(Data excerpts)
┄┄┄┄┄┄┄┄┄┄┄┄┄┄┄┄┄┄┄┄
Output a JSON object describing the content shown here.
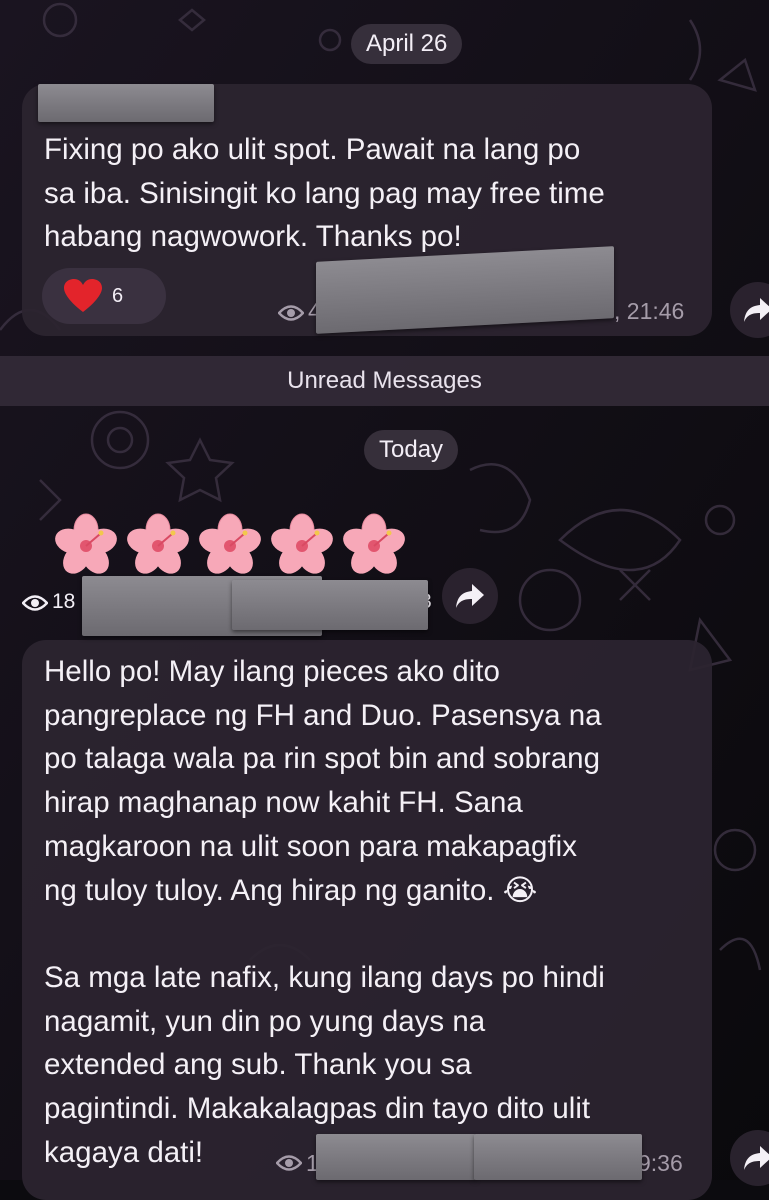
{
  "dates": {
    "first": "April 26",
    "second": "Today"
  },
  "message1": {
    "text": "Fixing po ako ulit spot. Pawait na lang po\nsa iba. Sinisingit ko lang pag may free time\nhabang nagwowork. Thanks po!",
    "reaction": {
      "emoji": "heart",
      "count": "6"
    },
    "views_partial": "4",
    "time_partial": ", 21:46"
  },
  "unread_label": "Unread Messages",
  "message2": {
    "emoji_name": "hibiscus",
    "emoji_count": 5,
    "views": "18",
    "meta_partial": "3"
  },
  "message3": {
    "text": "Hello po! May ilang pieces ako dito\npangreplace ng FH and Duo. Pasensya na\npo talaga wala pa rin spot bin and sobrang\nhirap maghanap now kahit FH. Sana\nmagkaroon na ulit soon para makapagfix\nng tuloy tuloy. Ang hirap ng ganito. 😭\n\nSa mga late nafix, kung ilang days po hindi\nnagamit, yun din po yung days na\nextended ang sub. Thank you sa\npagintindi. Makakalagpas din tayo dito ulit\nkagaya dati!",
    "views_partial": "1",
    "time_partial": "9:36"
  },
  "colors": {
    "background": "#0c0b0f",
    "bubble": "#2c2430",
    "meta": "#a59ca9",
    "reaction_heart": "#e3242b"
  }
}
┄┄┄┄┄┄┄┄┄┄┄┄┄┄┄┄┄┄┄┄
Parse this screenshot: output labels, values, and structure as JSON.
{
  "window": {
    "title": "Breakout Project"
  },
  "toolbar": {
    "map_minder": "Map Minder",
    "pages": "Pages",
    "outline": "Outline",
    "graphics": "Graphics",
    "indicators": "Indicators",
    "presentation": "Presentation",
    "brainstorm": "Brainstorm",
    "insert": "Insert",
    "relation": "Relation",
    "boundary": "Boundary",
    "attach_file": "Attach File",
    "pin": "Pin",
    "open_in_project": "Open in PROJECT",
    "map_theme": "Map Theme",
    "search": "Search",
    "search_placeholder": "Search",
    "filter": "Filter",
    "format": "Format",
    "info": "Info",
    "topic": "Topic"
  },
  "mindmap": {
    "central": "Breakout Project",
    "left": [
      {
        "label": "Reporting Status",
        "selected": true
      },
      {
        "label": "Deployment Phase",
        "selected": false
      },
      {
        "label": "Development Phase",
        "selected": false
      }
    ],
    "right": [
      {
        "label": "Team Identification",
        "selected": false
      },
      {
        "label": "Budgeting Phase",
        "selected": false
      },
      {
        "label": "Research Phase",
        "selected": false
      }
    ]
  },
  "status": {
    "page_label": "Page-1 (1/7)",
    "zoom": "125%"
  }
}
┄┄┄┄┄┄┄┄┄┄┄┄┄┄┄┄┄┄┄┄
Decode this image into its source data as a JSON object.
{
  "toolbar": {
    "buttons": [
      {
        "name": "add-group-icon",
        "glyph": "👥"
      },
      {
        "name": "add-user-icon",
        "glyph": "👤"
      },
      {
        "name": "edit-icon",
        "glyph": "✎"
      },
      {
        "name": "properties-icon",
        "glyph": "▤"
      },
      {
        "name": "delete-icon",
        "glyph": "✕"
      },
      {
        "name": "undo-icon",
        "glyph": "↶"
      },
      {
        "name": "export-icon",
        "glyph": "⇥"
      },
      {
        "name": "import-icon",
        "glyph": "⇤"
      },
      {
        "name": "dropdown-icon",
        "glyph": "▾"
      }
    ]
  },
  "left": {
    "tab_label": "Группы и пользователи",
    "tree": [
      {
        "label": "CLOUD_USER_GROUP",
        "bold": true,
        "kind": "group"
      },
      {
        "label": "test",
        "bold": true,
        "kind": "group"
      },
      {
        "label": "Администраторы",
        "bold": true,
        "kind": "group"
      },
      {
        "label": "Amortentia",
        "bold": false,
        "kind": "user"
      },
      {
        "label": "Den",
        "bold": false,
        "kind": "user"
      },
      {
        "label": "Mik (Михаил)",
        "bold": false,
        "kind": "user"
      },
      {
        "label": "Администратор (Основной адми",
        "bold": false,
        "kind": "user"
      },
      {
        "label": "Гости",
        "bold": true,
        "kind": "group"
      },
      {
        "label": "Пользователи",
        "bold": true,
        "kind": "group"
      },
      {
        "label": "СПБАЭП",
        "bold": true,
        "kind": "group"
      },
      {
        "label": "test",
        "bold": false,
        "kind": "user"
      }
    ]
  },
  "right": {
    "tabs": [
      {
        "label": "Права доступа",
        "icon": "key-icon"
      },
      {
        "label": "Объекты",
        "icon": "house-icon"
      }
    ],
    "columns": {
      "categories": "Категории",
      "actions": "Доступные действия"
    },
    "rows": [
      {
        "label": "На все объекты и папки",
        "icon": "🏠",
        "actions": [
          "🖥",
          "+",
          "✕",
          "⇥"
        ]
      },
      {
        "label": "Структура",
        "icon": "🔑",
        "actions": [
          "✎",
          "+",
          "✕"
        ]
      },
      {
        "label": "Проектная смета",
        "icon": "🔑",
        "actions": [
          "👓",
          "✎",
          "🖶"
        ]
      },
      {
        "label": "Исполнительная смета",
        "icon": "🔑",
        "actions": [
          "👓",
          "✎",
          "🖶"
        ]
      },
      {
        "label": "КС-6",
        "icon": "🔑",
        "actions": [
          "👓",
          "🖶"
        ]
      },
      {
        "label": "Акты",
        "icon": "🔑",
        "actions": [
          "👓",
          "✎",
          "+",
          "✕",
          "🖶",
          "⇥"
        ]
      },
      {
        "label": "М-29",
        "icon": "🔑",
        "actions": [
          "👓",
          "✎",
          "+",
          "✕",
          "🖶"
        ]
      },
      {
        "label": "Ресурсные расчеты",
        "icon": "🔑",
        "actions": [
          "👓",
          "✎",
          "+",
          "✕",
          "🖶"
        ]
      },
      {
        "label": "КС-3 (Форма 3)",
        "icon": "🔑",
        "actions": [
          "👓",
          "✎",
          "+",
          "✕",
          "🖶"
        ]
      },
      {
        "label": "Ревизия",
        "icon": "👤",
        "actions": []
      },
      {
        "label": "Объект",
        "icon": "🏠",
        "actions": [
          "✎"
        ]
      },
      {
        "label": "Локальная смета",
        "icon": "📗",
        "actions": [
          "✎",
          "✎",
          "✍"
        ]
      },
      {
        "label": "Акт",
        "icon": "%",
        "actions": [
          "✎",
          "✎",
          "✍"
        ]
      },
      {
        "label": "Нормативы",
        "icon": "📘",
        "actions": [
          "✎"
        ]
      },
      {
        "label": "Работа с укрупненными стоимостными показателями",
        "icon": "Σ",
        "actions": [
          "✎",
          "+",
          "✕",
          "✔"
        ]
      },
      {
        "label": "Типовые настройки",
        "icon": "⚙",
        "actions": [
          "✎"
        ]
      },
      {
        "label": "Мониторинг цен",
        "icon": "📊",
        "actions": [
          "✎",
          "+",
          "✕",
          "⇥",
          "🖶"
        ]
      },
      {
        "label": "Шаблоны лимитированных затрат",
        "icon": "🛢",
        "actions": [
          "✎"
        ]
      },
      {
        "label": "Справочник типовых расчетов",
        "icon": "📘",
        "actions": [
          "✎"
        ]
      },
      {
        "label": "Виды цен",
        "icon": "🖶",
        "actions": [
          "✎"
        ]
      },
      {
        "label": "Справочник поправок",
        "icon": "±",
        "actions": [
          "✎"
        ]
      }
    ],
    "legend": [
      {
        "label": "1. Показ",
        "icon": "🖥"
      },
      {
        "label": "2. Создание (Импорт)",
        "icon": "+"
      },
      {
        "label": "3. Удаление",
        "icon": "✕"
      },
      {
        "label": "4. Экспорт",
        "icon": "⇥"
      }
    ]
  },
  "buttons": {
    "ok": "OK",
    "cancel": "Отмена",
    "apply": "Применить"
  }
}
┄┄┄┄┄┄┄┄┄┄┄┄┄┄┄┄┄┄┄┄
▶ [REQUIRED TASK]:
Of all the lines in the data above, state how many include "glyph". Say only the number.

▶ [EXERCISE RESPONSE]:
9